• _Task prompt_
In the entries below, find the lines with the word "this" and copy them.

Start

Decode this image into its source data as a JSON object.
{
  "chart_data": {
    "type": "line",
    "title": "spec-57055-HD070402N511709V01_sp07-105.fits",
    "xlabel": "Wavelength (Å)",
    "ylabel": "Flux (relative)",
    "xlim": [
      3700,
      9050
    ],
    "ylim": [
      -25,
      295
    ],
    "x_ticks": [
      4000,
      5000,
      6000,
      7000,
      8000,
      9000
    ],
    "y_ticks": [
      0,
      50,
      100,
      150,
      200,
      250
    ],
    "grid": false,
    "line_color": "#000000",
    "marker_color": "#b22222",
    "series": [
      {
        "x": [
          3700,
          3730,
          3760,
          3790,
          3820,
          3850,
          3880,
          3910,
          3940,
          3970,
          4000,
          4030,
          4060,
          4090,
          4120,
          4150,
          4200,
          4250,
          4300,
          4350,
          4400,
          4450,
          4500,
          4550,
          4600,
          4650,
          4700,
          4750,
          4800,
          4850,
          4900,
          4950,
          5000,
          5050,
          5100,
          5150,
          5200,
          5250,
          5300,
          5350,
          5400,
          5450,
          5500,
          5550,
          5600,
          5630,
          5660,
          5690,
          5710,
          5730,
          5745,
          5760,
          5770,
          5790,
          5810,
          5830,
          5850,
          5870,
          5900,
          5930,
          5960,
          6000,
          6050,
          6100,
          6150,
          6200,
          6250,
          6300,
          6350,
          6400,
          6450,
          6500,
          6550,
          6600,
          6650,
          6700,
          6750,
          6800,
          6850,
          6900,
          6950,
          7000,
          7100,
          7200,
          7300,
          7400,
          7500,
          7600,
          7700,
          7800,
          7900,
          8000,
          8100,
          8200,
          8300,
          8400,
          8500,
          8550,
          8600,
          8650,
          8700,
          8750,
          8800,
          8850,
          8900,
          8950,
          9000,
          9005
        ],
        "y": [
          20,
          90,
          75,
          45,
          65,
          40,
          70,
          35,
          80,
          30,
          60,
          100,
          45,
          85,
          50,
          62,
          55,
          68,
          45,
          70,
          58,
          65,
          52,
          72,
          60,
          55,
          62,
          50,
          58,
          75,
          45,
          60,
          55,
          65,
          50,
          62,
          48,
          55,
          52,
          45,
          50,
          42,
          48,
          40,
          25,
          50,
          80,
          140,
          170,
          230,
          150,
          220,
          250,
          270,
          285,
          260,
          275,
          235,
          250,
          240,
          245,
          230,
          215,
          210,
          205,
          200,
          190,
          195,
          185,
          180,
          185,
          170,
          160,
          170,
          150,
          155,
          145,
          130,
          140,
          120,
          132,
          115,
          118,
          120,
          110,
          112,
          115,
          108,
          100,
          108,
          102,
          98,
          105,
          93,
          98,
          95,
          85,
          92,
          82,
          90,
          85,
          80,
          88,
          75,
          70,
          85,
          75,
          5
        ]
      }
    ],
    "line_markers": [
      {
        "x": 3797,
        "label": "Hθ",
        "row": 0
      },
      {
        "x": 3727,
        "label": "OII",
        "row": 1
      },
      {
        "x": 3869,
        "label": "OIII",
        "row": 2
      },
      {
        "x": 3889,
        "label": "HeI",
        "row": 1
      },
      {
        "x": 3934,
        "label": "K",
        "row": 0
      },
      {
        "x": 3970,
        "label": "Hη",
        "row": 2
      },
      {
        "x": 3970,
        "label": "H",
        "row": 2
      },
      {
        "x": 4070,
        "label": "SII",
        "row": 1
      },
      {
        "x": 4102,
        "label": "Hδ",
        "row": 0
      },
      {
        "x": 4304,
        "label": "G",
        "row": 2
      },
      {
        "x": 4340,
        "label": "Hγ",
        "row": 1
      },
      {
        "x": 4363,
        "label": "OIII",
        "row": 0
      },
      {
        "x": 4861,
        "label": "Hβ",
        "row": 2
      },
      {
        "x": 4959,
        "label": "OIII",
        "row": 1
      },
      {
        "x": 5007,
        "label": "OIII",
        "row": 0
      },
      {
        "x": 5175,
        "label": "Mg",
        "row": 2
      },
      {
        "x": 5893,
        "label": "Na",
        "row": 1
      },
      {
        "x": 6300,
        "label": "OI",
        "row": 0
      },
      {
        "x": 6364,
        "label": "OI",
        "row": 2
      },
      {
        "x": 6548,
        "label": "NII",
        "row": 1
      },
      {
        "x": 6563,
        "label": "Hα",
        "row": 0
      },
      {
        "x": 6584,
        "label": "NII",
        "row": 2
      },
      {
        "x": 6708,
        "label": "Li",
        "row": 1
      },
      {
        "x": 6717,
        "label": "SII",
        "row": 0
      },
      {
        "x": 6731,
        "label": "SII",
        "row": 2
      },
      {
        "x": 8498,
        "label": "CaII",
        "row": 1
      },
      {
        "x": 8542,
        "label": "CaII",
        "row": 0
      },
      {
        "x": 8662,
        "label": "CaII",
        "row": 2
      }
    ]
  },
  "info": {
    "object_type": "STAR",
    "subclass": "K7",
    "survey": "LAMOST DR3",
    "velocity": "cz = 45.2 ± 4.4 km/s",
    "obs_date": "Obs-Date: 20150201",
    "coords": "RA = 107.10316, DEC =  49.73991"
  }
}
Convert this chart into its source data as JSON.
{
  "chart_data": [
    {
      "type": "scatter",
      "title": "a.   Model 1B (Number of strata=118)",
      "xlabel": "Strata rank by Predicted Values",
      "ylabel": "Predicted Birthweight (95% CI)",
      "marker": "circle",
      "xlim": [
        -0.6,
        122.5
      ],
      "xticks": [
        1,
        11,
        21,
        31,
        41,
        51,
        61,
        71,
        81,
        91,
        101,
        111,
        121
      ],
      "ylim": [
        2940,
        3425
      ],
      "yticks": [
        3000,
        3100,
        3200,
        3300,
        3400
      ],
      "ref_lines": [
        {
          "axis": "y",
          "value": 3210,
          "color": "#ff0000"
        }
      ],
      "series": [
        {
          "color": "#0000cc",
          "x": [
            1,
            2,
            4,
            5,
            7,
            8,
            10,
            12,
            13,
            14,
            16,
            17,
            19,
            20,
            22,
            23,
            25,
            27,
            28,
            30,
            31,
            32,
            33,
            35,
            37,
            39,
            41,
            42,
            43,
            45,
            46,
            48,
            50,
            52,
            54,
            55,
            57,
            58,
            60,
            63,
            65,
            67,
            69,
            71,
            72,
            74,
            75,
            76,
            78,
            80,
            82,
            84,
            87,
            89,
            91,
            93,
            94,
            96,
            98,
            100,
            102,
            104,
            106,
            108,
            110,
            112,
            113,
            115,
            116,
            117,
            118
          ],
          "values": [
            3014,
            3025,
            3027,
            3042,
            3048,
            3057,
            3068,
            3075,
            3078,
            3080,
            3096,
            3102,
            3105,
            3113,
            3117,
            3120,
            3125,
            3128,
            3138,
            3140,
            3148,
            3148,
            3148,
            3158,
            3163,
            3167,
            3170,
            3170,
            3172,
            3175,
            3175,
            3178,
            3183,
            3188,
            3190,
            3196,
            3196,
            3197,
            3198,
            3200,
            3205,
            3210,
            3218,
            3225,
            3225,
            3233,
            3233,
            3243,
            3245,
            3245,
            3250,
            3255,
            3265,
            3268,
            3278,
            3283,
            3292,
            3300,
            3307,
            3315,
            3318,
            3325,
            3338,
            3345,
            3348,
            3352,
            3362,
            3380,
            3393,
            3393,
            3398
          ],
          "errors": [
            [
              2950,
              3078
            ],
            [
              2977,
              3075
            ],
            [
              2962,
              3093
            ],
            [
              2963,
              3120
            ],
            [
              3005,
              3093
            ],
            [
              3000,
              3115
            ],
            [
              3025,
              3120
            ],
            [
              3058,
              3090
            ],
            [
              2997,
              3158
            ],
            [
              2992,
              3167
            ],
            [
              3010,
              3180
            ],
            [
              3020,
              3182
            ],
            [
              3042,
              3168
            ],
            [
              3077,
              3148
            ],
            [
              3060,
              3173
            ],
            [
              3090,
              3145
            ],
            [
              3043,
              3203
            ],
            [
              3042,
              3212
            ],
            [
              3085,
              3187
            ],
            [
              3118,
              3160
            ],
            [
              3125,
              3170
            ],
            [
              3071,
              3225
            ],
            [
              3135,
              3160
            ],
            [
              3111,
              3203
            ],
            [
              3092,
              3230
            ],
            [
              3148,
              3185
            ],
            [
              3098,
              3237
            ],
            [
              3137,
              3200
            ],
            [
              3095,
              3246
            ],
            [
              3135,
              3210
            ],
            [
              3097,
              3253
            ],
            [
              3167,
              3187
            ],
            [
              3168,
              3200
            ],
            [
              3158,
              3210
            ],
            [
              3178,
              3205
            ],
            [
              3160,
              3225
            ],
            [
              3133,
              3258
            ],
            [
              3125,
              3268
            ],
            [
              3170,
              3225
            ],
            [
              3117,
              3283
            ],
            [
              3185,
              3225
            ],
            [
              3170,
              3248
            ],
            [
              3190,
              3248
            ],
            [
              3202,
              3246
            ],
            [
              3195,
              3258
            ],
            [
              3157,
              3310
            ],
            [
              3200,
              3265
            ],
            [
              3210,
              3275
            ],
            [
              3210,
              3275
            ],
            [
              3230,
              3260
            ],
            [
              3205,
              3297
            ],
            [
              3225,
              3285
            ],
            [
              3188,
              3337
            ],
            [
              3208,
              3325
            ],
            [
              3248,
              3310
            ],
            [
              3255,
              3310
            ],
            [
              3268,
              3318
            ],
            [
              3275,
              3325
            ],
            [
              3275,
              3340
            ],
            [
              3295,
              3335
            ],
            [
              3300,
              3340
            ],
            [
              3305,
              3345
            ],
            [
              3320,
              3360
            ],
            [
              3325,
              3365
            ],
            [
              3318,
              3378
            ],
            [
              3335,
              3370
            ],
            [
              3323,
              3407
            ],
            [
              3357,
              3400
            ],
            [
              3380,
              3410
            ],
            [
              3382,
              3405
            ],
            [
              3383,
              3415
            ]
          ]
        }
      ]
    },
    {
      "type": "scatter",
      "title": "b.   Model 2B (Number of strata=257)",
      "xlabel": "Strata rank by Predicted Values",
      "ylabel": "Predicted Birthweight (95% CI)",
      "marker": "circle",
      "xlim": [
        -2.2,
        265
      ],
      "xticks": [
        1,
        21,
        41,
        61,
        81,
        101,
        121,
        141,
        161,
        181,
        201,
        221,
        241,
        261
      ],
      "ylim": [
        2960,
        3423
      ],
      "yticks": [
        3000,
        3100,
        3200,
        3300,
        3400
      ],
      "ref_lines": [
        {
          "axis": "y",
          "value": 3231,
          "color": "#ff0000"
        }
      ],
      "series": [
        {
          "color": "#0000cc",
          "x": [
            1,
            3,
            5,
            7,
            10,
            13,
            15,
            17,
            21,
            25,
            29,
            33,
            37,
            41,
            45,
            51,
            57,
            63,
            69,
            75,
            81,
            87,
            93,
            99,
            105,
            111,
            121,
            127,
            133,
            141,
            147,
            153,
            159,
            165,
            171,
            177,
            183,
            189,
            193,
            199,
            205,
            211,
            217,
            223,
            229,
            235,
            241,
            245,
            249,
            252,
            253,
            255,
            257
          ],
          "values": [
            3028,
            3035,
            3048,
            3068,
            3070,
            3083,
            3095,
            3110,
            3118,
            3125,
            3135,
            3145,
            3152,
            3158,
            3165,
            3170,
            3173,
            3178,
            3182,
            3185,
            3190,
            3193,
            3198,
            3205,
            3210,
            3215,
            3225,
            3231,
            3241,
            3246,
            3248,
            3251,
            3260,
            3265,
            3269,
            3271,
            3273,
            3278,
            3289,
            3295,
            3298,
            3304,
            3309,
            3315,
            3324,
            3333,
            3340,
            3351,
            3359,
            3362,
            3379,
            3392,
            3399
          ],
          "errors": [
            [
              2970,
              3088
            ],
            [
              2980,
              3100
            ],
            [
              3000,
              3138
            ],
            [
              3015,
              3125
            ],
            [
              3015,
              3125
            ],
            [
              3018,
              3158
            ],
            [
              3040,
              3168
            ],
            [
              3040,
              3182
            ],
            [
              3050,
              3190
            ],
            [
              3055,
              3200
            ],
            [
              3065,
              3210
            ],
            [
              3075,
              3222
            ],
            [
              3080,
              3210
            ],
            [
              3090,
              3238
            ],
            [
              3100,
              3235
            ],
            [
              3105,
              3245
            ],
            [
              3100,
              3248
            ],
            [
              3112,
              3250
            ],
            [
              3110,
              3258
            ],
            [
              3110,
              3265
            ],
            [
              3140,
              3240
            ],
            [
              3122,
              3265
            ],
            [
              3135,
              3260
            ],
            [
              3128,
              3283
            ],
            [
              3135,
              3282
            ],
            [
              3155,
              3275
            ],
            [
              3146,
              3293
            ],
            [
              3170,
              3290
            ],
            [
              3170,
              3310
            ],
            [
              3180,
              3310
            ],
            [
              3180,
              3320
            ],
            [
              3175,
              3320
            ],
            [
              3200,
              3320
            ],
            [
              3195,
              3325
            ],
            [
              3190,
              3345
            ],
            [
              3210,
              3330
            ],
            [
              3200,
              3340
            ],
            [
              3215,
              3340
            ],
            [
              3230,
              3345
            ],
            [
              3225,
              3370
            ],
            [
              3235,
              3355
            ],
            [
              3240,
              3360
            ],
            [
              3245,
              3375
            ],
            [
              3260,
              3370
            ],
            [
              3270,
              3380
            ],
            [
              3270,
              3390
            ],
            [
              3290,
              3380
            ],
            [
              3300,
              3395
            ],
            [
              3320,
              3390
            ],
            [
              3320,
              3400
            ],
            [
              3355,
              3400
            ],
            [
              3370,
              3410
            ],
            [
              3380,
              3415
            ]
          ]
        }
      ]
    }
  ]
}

End

• _Final answer_
Decode this image into its source data as a JSON object.
Convert this chart into its source data as JSON.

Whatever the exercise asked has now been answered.